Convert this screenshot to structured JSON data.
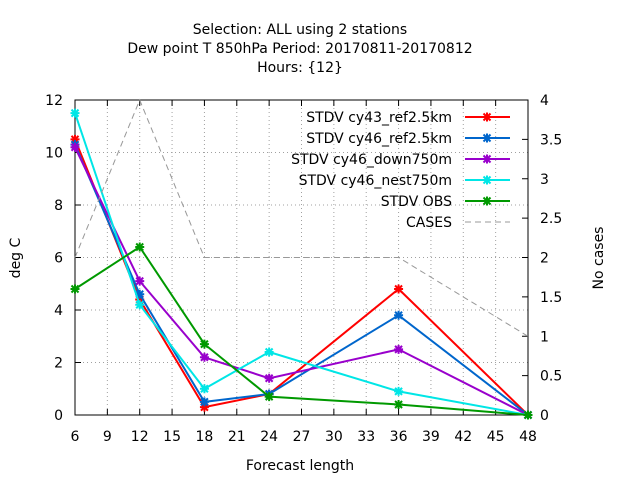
{
  "chart_data": {
    "type": "line",
    "title_lines": [
      "Selection: ALL using     2 stations",
      "Dew point T 850hPa   Period: 20170811-20170812",
      "Hours: {12}"
    ],
    "xlabel": "Forecast length",
    "ylabel": "deg C",
    "y2label": "No cases",
    "xlim": [
      6,
      48
    ],
    "ylim": [
      0,
      12
    ],
    "y2lim": [
      0,
      4
    ],
    "xticks": [
      6,
      9,
      12,
      15,
      18,
      21,
      24,
      27,
      30,
      33,
      36,
      39,
      42,
      45,
      48
    ],
    "yticks": [
      0,
      2,
      4,
      6,
      8,
      10,
      12
    ],
    "y2ticks": [
      "0",
      "0.5",
      "1",
      "1.5",
      "2",
      "2.5",
      "3",
      "3.5",
      "4"
    ],
    "grid": true,
    "legend_position": "top-right",
    "series": [
      {
        "name": "STDV cy43_ref2.5km",
        "color": "#ff0000",
        "marker": "x",
        "axis": "y",
        "x": [
          6,
          12,
          18,
          24,
          36,
          48
        ],
        "y": [
          10.5,
          4.4,
          0.3,
          0.8,
          4.8,
          0.0
        ]
      },
      {
        "name": "STDV cy46_ref2.5km",
        "color": "#0066cc",
        "marker": "x",
        "axis": "y",
        "x": [
          6,
          12,
          18,
          24,
          36,
          48
        ],
        "y": [
          10.3,
          4.6,
          0.5,
          0.8,
          3.8,
          0.0
        ]
      },
      {
        "name": "STDV cy46_down750m",
        "color": "#9900cc",
        "marker": "x",
        "axis": "y",
        "x": [
          6,
          12,
          18,
          24,
          36,
          48
        ],
        "y": [
          10.2,
          5.1,
          2.2,
          1.4,
          2.5,
          0.0
        ]
      },
      {
        "name": "STDV cy46_nest750m",
        "color": "#00e6e6",
        "marker": "x",
        "axis": "y",
        "x": [
          6,
          12,
          18,
          24,
          36,
          48
        ],
        "y": [
          11.5,
          4.2,
          1.0,
          2.4,
          0.9,
          0.0
        ]
      },
      {
        "name": "STDV OBS",
        "color": "#009900",
        "marker": "x",
        "axis": "y",
        "x": [
          6,
          12,
          18,
          24,
          36,
          48
        ],
        "y": [
          4.8,
          6.4,
          2.7,
          0.7,
          0.4,
          0.0
        ]
      },
      {
        "name": "CASES",
        "color": "#999999",
        "marker": "none",
        "dash": true,
        "axis": "y2",
        "x": [
          6,
          12,
          18,
          24,
          36,
          48
        ],
        "y": [
          2,
          4,
          2,
          2,
          2,
          1
        ]
      }
    ]
  }
}
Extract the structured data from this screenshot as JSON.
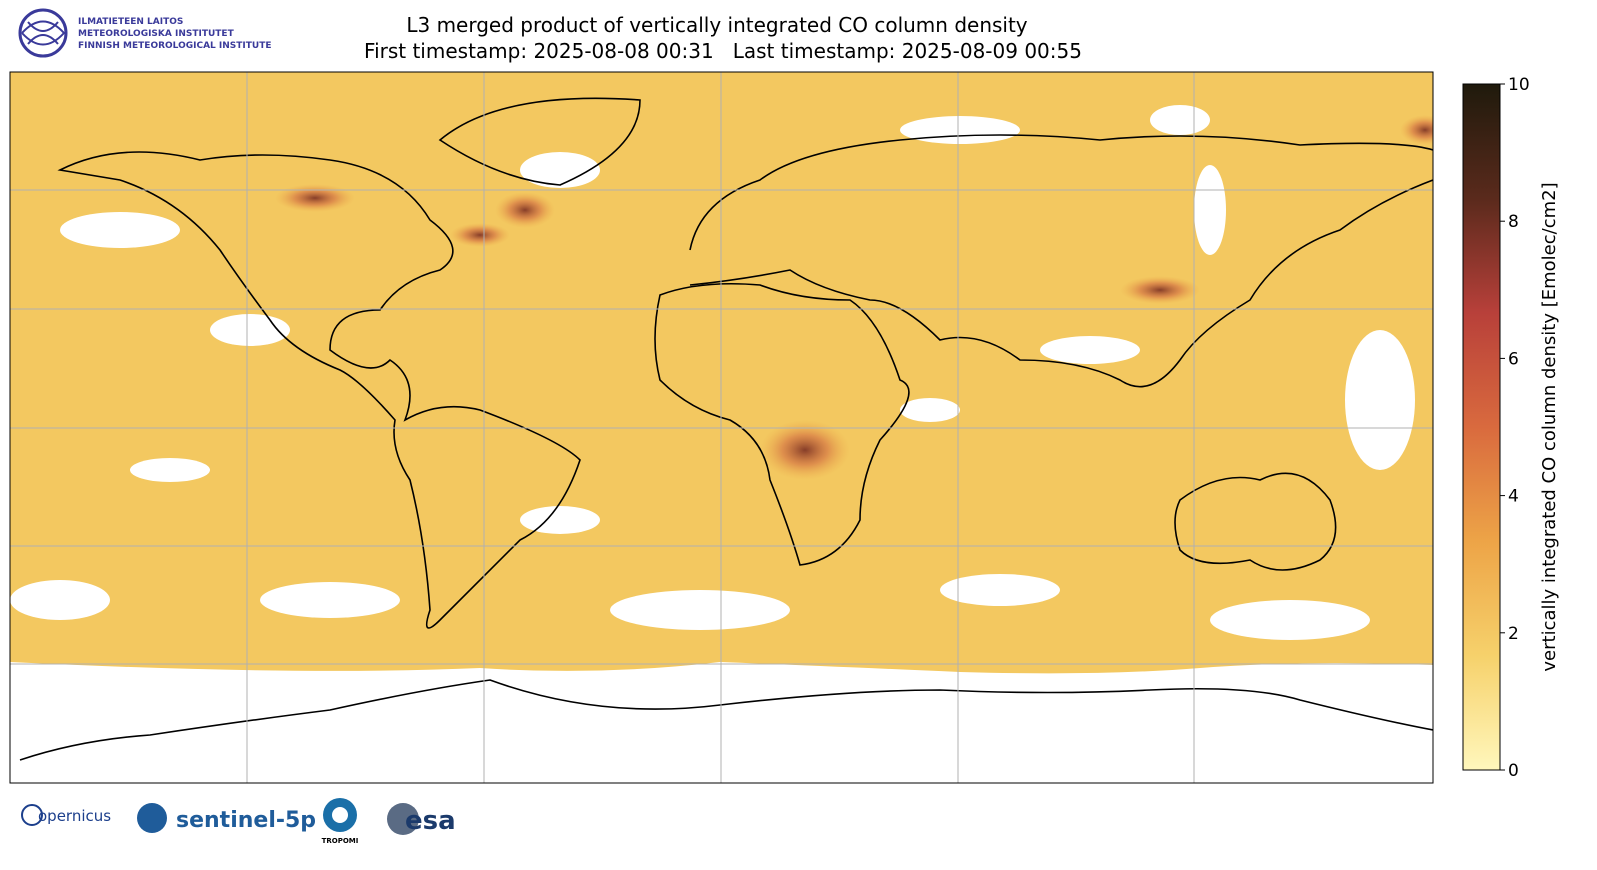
{
  "header": {
    "logo_lines": [
      "ILMATIETEEN LAITOS",
      "METEOROLOGISKA INSTITUTET",
      "FINNISH METEOROLOGICAL INSTITUTE"
    ],
    "title": "L3 merged product of vertically integrated CO column density",
    "subtitle": "First timestamp: 2025-08-08 00:31   Last timestamp: 2025-08-09 00:55"
  },
  "chart_data": {
    "type": "map",
    "colorbar": {
      "label": "vertically integrated CO column density [Emolec/cm2]",
      "lim": [
        0,
        10
      ],
      "ticks": [
        0,
        2,
        4,
        6,
        8,
        10
      ],
      "colormap": [
        "#fff7bc",
        "#f6d16b",
        "#eda447",
        "#d96a3e",
        "#b8403a",
        "#5a2a1c",
        "#1f1a0c"
      ]
    },
    "grid": true
  },
  "footer": {
    "logos": [
      "opernicus",
      "sentinel-5p",
      "TROPOMI",
      "esa"
    ]
  }
}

Work to complete: Each line of the material above either contains the word "vertically" or does not; state how many do, and nothing else.

Written answer: 2